Exercise goal = What number of lines in the material contain the word "JSON"? Give that number alone.

Chart and figure data:
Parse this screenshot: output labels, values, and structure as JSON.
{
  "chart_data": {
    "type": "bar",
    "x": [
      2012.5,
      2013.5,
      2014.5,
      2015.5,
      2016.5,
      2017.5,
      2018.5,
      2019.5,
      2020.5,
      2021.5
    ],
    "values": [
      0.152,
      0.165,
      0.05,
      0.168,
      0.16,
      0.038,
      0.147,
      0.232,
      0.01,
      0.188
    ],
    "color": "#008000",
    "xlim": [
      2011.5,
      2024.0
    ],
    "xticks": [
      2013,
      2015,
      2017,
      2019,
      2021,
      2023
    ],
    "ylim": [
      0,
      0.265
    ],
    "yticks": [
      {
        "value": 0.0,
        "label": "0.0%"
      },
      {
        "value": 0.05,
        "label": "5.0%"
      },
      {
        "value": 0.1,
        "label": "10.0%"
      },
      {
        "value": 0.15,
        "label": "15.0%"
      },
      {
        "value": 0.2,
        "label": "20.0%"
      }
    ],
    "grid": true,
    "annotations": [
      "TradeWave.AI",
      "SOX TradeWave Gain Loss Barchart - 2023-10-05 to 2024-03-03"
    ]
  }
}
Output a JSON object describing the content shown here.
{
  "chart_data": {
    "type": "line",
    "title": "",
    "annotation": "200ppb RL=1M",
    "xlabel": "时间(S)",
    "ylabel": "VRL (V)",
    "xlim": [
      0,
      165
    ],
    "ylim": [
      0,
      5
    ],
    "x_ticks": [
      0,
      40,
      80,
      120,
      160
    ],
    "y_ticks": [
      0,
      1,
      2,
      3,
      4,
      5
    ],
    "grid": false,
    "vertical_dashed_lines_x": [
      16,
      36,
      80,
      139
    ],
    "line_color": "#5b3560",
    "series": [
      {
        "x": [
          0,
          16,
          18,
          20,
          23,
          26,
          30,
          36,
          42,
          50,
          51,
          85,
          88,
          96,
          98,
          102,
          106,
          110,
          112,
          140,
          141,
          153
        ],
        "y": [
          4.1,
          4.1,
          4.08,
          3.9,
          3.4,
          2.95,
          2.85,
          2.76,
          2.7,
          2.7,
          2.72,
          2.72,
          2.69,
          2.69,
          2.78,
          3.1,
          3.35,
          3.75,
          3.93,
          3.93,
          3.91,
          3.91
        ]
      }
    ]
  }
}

Written solution = 2